• [DO THIS]:
Each line of the material must be repeated precisely, with the pictures left out.
......
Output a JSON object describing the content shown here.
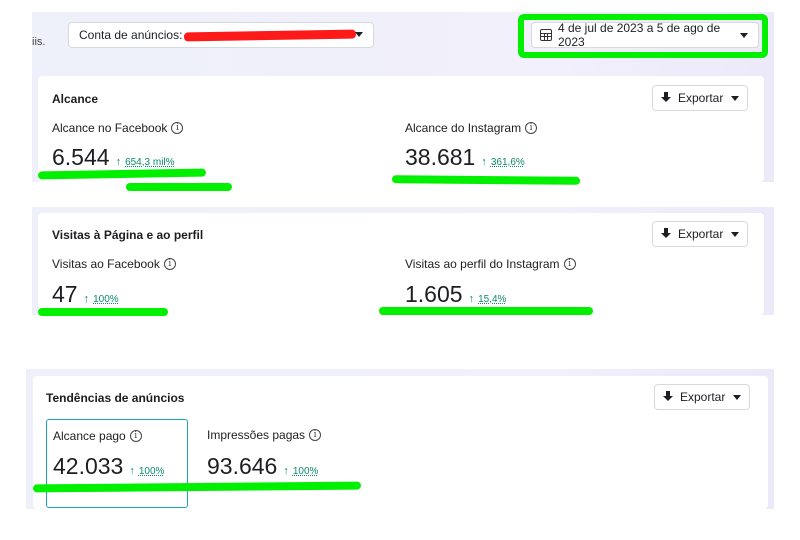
{
  "topbar": {
    "cut_text": "iis.",
    "account_label": "Conta de anúncios:",
    "date_range": "4 de jul de 2023 a 5 de ago de 2023"
  },
  "icons": {
    "calendar": "calendar-icon",
    "download": "download-icon",
    "info": "info-icon",
    "caret": "caret-down-icon",
    "up_arrow": "↑"
  },
  "colors": {
    "highlight": "#00f000",
    "redaction": "#ff1a1a",
    "positive_delta": "#0a8a6d",
    "selected_border": "#1aa6b8"
  },
  "export_label": "Exportar",
  "info_glyph": "i",
  "sections": [
    {
      "title": "Alcance",
      "metrics": [
        {
          "label": "Alcance no Facebook",
          "value": "6.544",
          "delta": "654,3 mil%"
        },
        {
          "label": "Alcance do Instagram",
          "value": "38.681",
          "delta": "361,6%"
        }
      ]
    },
    {
      "title": "Visitas à Página e ao perfil",
      "metrics": [
        {
          "label": "Visitas ao Facebook",
          "value": "47",
          "delta": "100%"
        },
        {
          "label": "Visitas ao perfil do Instagram",
          "value": "1.605",
          "delta": "15,4%"
        }
      ]
    },
    {
      "title": "Tendências de anúncios",
      "metrics": [
        {
          "label": "Alcance pago",
          "value": "42.033",
          "delta": "100%"
        },
        {
          "label": "Impressões pagas",
          "value": "93.646",
          "delta": "100%"
        }
      ]
    }
  ]
}
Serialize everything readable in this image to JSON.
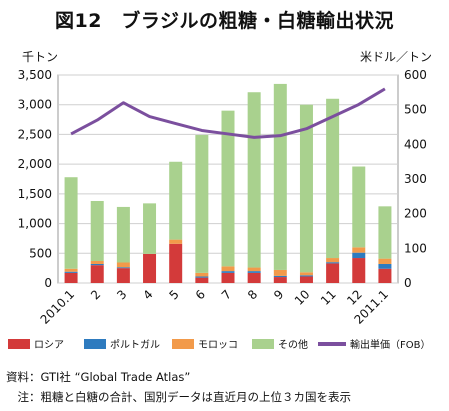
{
  "chart_data": {
    "type": "bar",
    "stacked": true,
    "title": "図12　ブラジルの粗糖・白糖輸出状況",
    "ylabel": "千トン",
    "y2label": "米ドル／トン",
    "categories": [
      "2010.1",
      "2",
      "3",
      "4",
      "5",
      "6",
      "7",
      "8",
      "9",
      "10",
      "11",
      "12",
      "2011.1"
    ],
    "ylim": [
      0,
      3500
    ],
    "y_ticks": [
      "0",
      "500",
      "1,000",
      "1,500",
      "2,000",
      "2,500",
      "3,000",
      "3,500"
    ],
    "y2lim": [
      0,
      600
    ],
    "y2_ticks": [
      "0",
      "100",
      "200",
      "300",
      "400",
      "500",
      "600"
    ],
    "grid": true,
    "legend_position": "bottom",
    "series": [
      {
        "name": "ロシア",
        "color": "#d33a3a",
        "values": [
          170,
          300,
          250,
          490,
          660,
          90,
          170,
          170,
          100,
          110,
          330,
          420,
          240
        ]
      },
      {
        "name": "ポルトガル",
        "color": "#2e7bbf",
        "values": [
          20,
          20,
          15,
          0,
          0,
          20,
          30,
          30,
          20,
          20,
          20,
          90,
          80
        ]
      },
      {
        "name": "モロッコ",
        "color": "#f29a4a",
        "values": [
          50,
          50,
          80,
          0,
          70,
          60,
          80,
          60,
          100,
          50,
          70,
          90,
          90
        ]
      },
      {
        "name": "その他",
        "color": "#a9d18e",
        "values": [
          1540,
          1010,
          935,
          850,
          1310,
          2320,
          2620,
          2950,
          3130,
          2820,
          2680,
          1360,
          880
        ]
      }
    ],
    "line_series": {
      "name": "輸出単価（FOB）",
      "color": "#7b4f9e",
      "axis": "right",
      "values": [
        430,
        470,
        520,
        480,
        460,
        440,
        430,
        420,
        425,
        445,
        480,
        515,
        560
      ]
    }
  },
  "notes": {
    "source": "資料：GTI社 “Global Trade Atlas”",
    "note": "　注：粗糖と白糖の合計、国別データは直近月の上位３カ国を表示"
  }
}
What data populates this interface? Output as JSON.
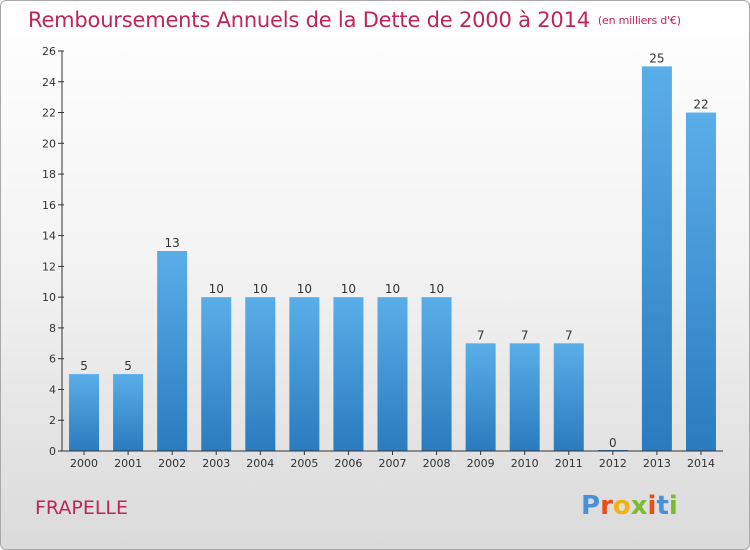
{
  "title": "Remboursements Annuels de la Dette de 2000 à 2014",
  "title_unit": "(en milliers d'€)",
  "commune": "FRAPELLE",
  "logo": {
    "letters": [
      "P",
      "r",
      "o",
      "x",
      "i",
      "t",
      "i"
    ],
    "colors": [
      "#4a90d9",
      "#e94e1b",
      "#f2b211",
      "#7dbb2c",
      "#e94e1b",
      "#4a90d9",
      "#7dbb2c"
    ]
  },
  "colors": {
    "title": "#c0245a",
    "bar_top": "#5aaee8",
    "bar_bottom": "#2a7bbf",
    "axis": "#333333"
  },
  "chart_data": {
    "type": "bar",
    "categories": [
      "2000",
      "2001",
      "2002",
      "2003",
      "2004",
      "2005",
      "2006",
      "2007",
      "2008",
      "2009",
      "2010",
      "2011",
      "2012",
      "2013",
      "2014"
    ],
    "values": [
      5,
      5,
      13,
      10,
      10,
      10,
      10,
      10,
      10,
      7,
      7,
      7,
      0,
      25,
      22
    ],
    "ylim": [
      0,
      26
    ],
    "yticks": [
      0,
      2,
      4,
      6,
      8,
      10,
      12,
      14,
      16,
      18,
      20,
      22,
      24,
      26
    ],
    "grid": false,
    "legend": "none"
  }
}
......
• [EXPECTED ANSWER]:
Output a JSON object describing the content shown here.
{
  "topbar": {
    "cut_text": "iis.",
    "account_label": "Conta de anúncios:",
    "date_range": "4 de jul de 2023 a 5 de ago de 2023"
  },
  "icons": {
    "calendar": "calendar-icon",
    "download": "download-icon",
    "info": "info-icon",
    "caret": "caret-down-icon",
    "up_arrow": "↑"
  },
  "colors": {
    "highlight": "#00f000",
    "redaction": "#ff1a1a",
    "positive_delta": "#0a8a6d",
    "selected_border": "#1aa6b8"
  },
  "export_label": "Exportar",
  "info_glyph": "i",
  "sections": [
    {
      "title": "Alcance",
      "metrics": [
        {
          "label": "Alcance no Facebook",
          "value": "6.544",
          "delta": "654,3 mil%"
        },
        {
          "label": "Alcance do Instagram",
          "value": "38.681",
          "delta": "361,6%"
        }
      ]
    },
    {
      "title": "Visitas à Página e ao perfil",
      "metrics": [
        {
          "label": "Visitas ao Facebook",
          "value": "47",
          "delta": "100%"
        },
        {
          "label": "Visitas ao perfil do Instagram",
          "value": "1.605",
          "delta": "15,4%"
        }
      ]
    },
    {
      "title": "Tendências de anúncios",
      "metrics": [
        {
          "label": "Alcance pago",
          "value": "42.033",
          "delta": "100%"
        },
        {
          "label": "Impressões pagas",
          "value": "93.646",
          "delta": "100%"
        }
      ]
    }
  ]
}
Serialize everything readable in this image to JSON.
{
  "chart_data": {
    "type": "bar",
    "stacked": true,
    "title": "図12　ブラジルの粗糖・白糖輸出状況",
    "ylabel": "千トン",
    "y2label": "米ドル／トン",
    "categories": [
      "2010.1",
      "2",
      "3",
      "4",
      "5",
      "6",
      "7",
      "8",
      "9",
      "10",
      "11",
      "12",
      "2011.1"
    ],
    "ylim": [
      0,
      3500
    ],
    "y_ticks": [
      "0",
      "500",
      "1,000",
      "1,500",
      "2,000",
      "2,500",
      "3,000",
      "3,500"
    ],
    "y2lim": [
      0,
      600
    ],
    "y2_ticks": [
      "0",
      "100",
      "200",
      "300",
      "400",
      "500",
      "600"
    ],
    "grid": true,
    "legend_position": "bottom",
    "series": [
      {
        "name": "ロシア",
        "color": "#d33a3a",
        "values": [
          170,
          300,
          250,
          490,
          660,
          90,
          170,
          170,
          100,
          110,
          330,
          420,
          240
        ]
      },
      {
        "name": "ポルトガル",
        "color": "#2e7bbf",
        "values": [
          20,
          20,
          15,
          0,
          0,
          20,
          30,
          30,
          20,
          20,
          20,
          90,
          80
        ]
      },
      {
        "name": "モロッコ",
        "color": "#f29a4a",
        "values": [
          50,
          50,
          80,
          0,
          70,
          60,
          80,
          60,
          100,
          50,
          70,
          90,
          90
        ]
      },
      {
        "name": "その他",
        "color": "#a9d18e",
        "values": [
          1540,
          1010,
          935,
          850,
          1310,
          2320,
          2620,
          2950,
          3130,
          2820,
          2680,
          1360,
          880
        ]
      }
    ],
    "line_series": {
      "name": "輸出単価（FOB）",
      "color": "#7b4f9e",
      "axis": "right",
      "values": [
        430,
        470,
        520,
        480,
        460,
        440,
        430,
        420,
        425,
        445,
        480,
        515,
        560
      ]
    }
  },
  "notes": {
    "source": "資料：GTI社 “Global Trade Atlas”",
    "note": "　注：粗糖と白糖の合計、国別データは直近月の上位３カ国を表示"
  }
}
What data populates this interface? Output as JSON.
{
  "title": "Remboursements Annuels de la Dette de 2000 à 2014",
  "title_unit": "(en milliers d'€)",
  "commune": "FRAPELLE",
  "logo": {
    "letters": [
      "P",
      "r",
      "o",
      "x",
      "i",
      "t",
      "i"
    ],
    "colors": [
      "#4a90d9",
      "#e94e1b",
      "#f2b211",
      "#7dbb2c",
      "#e94e1b",
      "#4a90d9",
      "#7dbb2c"
    ]
  },
  "colors": {
    "title": "#c0245a",
    "bar_top": "#5aaee8",
    "bar_bottom": "#2a7bbf",
    "axis": "#333333"
  },
  "chart_data": {
    "type": "bar",
    "categories": [
      "2000",
      "2001",
      "2002",
      "2003",
      "2004",
      "2005",
      "2006",
      "2007",
      "2008",
      "2009",
      "2010",
      "2011",
      "2012",
      "2013",
      "2014"
    ],
    "values": [
      5,
      5,
      13,
      10,
      10,
      10,
      10,
      10,
      10,
      7,
      7,
      7,
      0,
      25,
      22
    ],
    "ylim": [
      0,
      26
    ],
    "yticks": [
      0,
      2,
      4,
      6,
      8,
      10,
      12,
      14,
      16,
      18,
      20,
      22,
      24,
      26
    ],
    "grid": false,
    "legend": "none"
  }
}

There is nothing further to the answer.